* **Work instructions**
Using the records below, locate all lines containing "ylabel" and return them.

--- START OF Stored records ---

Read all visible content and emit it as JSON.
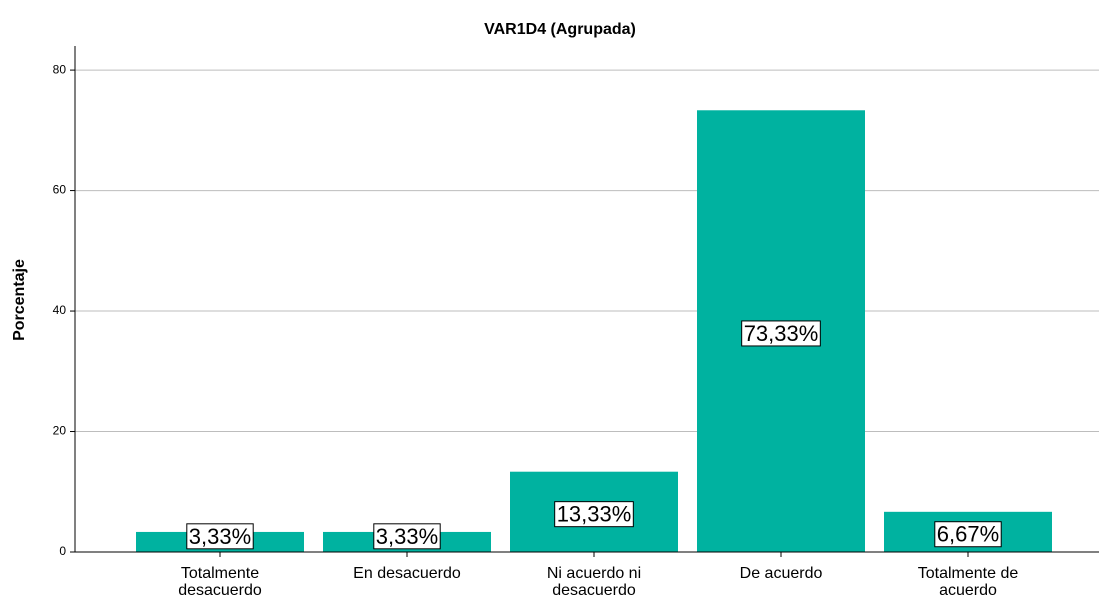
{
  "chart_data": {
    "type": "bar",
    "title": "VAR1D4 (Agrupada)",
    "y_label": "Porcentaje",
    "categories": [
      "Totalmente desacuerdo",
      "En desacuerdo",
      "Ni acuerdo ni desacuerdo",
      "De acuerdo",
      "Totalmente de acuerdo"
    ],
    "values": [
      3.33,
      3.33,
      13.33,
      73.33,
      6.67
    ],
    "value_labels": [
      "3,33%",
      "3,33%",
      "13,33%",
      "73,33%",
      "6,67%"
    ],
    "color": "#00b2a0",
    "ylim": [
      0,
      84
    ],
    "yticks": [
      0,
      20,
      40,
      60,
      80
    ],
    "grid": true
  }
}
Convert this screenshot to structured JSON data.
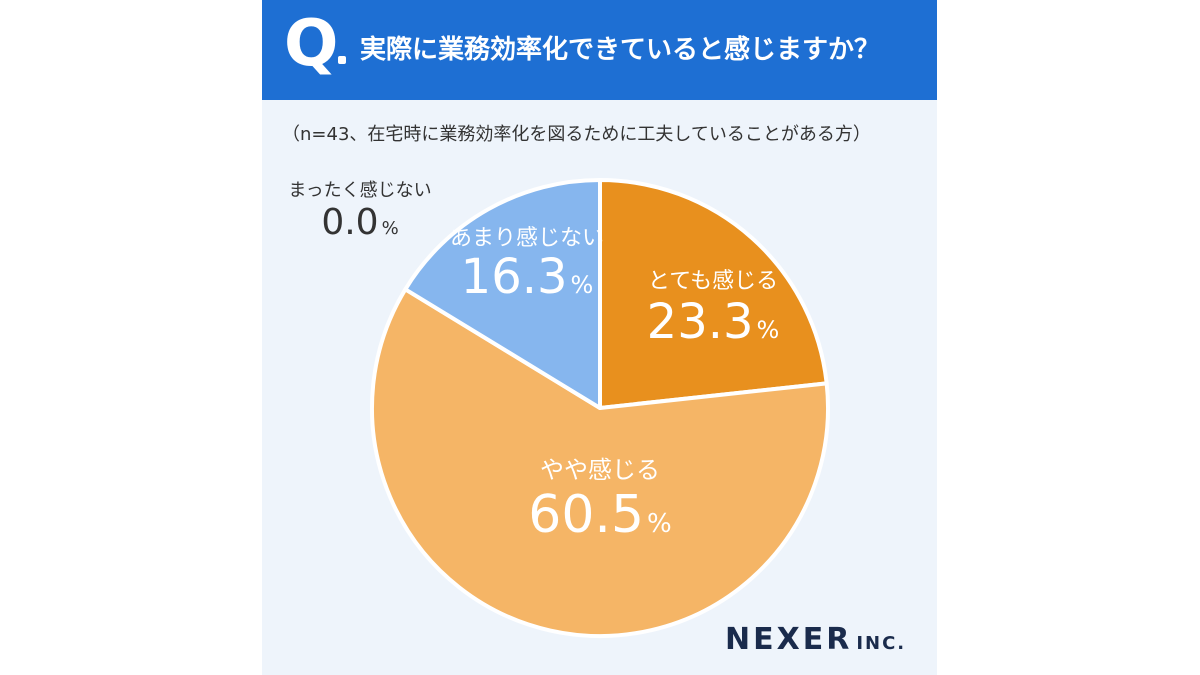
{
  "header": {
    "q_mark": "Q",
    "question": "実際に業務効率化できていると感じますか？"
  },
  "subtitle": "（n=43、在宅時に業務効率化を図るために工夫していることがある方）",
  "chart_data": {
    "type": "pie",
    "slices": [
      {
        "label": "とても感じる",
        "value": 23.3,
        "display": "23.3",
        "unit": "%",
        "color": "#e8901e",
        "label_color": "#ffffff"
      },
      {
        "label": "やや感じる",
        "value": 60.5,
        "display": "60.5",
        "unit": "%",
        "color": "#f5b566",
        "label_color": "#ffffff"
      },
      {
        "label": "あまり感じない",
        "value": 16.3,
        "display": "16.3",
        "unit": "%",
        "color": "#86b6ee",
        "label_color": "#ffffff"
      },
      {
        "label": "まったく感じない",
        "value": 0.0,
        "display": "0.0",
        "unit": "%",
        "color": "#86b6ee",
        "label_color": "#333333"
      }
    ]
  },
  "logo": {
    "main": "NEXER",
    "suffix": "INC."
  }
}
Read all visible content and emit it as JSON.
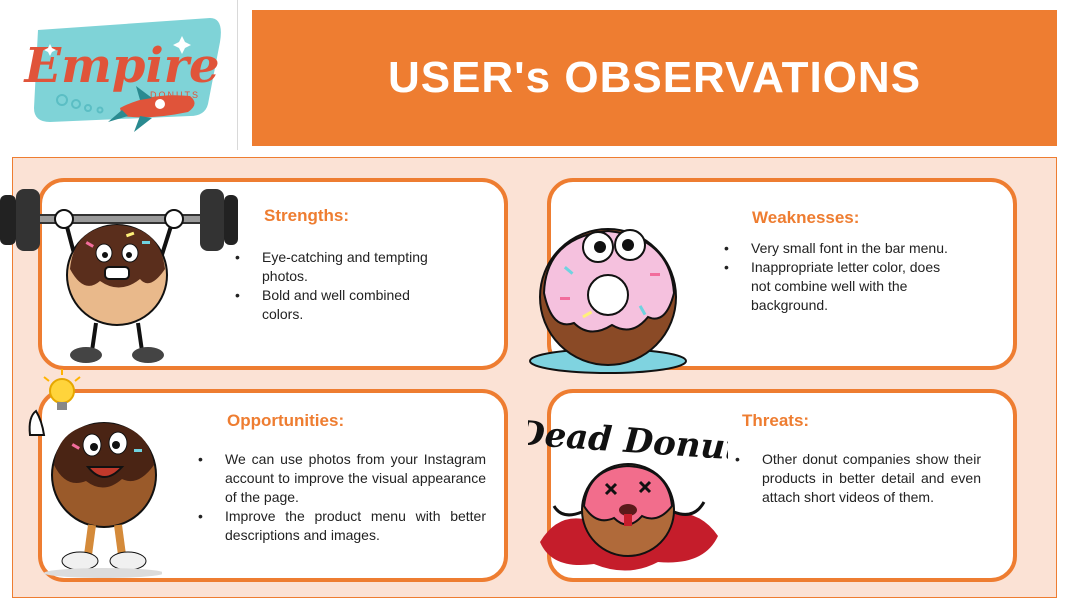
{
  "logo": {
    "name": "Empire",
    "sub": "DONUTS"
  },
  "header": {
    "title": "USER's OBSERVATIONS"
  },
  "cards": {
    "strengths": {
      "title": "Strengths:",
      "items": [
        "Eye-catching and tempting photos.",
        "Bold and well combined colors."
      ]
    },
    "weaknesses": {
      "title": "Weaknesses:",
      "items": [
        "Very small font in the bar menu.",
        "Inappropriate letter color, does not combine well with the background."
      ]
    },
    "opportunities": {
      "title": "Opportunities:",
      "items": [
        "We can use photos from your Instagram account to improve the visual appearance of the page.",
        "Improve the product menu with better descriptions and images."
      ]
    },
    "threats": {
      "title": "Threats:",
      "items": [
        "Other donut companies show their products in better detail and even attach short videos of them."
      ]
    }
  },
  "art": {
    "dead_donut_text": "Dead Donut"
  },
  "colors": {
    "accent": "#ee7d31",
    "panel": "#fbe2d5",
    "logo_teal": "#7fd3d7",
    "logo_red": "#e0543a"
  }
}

--- END OF Stored records ---
--- START OF Stored records ---

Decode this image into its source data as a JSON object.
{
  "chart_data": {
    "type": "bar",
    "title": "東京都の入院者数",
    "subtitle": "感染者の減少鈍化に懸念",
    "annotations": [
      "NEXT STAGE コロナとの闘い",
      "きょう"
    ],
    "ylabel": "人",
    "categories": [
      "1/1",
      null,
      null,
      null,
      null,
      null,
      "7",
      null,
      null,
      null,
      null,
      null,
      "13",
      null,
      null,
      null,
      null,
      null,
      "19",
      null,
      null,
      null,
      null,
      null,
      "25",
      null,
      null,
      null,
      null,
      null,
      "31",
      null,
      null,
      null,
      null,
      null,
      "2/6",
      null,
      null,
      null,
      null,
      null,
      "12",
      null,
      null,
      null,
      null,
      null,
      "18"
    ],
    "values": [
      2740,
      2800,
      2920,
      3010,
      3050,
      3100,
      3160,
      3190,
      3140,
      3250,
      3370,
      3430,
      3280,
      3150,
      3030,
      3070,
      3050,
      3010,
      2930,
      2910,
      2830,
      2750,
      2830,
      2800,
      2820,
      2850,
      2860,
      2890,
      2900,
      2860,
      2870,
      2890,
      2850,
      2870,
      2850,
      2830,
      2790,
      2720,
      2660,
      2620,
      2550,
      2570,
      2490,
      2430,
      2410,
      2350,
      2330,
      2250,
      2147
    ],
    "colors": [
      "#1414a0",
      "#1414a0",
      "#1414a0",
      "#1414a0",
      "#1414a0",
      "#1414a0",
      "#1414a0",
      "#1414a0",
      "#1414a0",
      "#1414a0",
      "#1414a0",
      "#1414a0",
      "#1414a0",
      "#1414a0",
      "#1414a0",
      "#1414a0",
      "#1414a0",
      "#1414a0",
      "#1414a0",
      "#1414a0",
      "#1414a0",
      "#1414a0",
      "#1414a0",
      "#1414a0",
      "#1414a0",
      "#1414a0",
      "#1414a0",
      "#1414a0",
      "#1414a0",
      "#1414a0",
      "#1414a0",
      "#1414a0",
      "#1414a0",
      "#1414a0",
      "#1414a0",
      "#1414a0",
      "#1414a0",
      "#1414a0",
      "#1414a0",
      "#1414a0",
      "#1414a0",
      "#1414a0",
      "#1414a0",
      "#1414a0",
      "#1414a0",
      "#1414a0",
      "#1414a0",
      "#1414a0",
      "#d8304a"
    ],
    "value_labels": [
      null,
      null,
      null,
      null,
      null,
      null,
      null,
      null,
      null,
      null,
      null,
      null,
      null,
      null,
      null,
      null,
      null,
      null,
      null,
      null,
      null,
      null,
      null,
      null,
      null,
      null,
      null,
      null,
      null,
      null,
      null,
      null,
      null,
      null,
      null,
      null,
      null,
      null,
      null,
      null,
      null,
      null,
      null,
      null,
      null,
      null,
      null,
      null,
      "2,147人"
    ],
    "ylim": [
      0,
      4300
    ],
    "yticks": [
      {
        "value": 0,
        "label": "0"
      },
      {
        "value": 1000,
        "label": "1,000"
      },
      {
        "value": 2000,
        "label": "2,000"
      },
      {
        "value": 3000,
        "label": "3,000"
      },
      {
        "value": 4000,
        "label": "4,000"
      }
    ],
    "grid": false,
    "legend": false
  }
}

--- END OF Stored records ---
--- START OF Stored records ---

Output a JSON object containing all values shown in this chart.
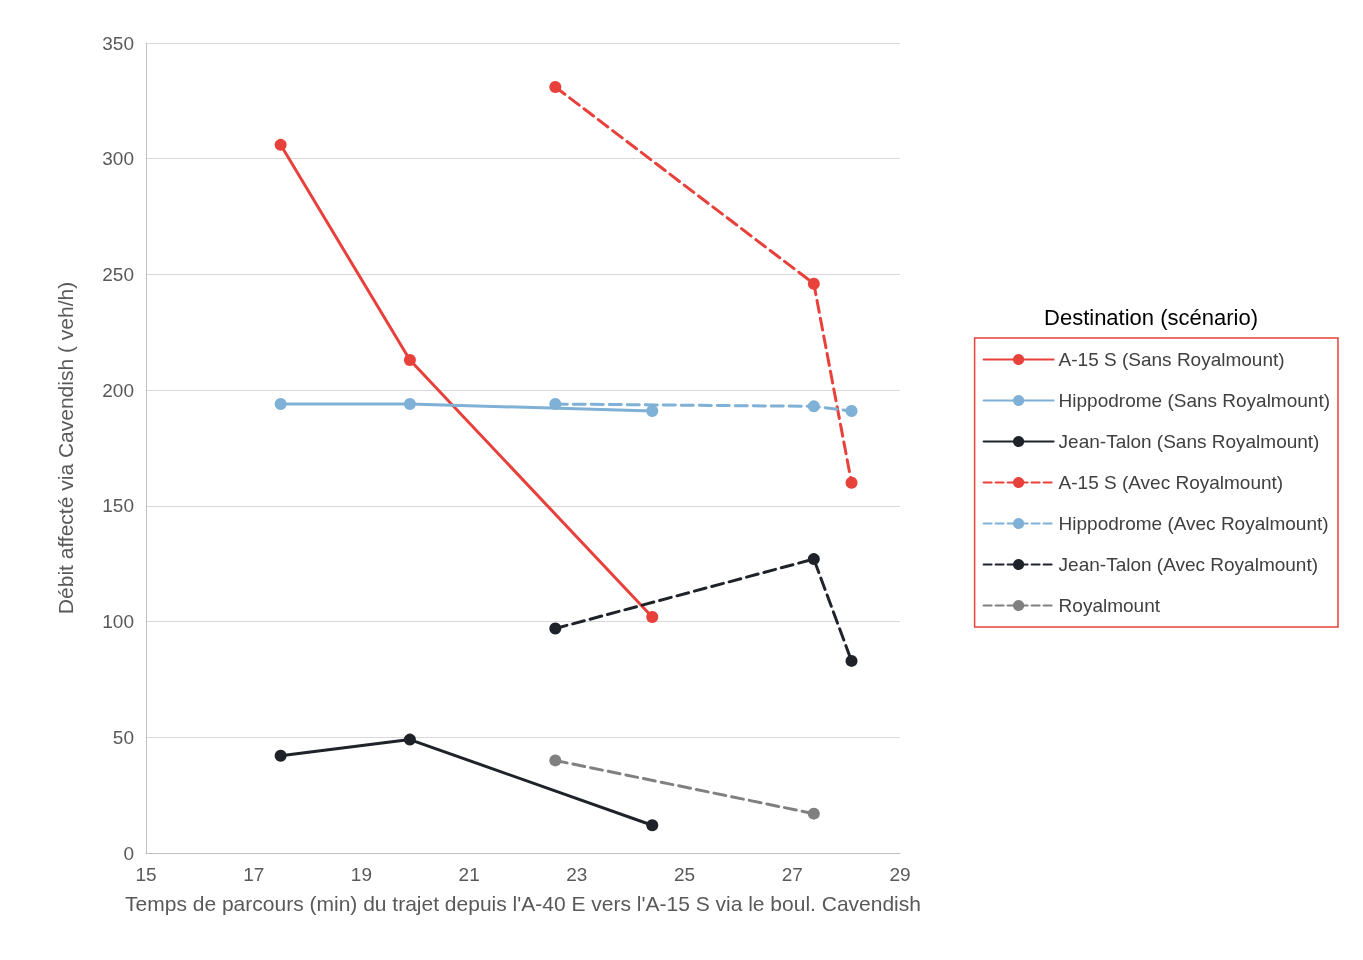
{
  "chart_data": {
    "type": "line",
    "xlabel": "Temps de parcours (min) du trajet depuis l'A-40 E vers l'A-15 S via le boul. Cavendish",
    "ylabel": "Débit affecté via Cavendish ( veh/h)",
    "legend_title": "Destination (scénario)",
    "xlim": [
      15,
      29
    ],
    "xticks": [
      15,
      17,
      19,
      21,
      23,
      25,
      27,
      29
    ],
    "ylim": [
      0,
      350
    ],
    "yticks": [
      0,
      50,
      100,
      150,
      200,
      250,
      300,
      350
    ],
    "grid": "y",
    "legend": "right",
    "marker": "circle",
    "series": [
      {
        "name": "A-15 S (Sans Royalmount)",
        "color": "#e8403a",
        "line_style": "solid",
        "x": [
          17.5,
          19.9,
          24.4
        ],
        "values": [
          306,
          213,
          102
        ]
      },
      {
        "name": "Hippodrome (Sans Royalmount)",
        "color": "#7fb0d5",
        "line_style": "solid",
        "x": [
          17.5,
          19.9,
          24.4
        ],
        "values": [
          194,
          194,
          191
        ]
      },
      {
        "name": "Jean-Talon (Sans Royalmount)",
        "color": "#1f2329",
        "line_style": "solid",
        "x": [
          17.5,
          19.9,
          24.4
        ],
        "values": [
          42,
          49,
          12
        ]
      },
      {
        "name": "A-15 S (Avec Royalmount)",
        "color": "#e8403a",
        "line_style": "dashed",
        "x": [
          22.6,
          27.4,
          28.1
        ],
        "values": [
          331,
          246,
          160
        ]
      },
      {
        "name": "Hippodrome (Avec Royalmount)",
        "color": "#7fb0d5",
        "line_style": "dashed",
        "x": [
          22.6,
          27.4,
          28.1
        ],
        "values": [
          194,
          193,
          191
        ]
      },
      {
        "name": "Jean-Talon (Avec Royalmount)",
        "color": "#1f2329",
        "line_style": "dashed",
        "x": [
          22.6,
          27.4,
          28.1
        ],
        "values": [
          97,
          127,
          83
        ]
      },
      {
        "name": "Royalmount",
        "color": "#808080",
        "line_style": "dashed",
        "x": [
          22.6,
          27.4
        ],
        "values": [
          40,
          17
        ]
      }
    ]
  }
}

--- END OF Stored records ---

* **Answer**
    "ylabel": "人",
    "ylabel": "Débit affecté via Cavendish ( veh/h)",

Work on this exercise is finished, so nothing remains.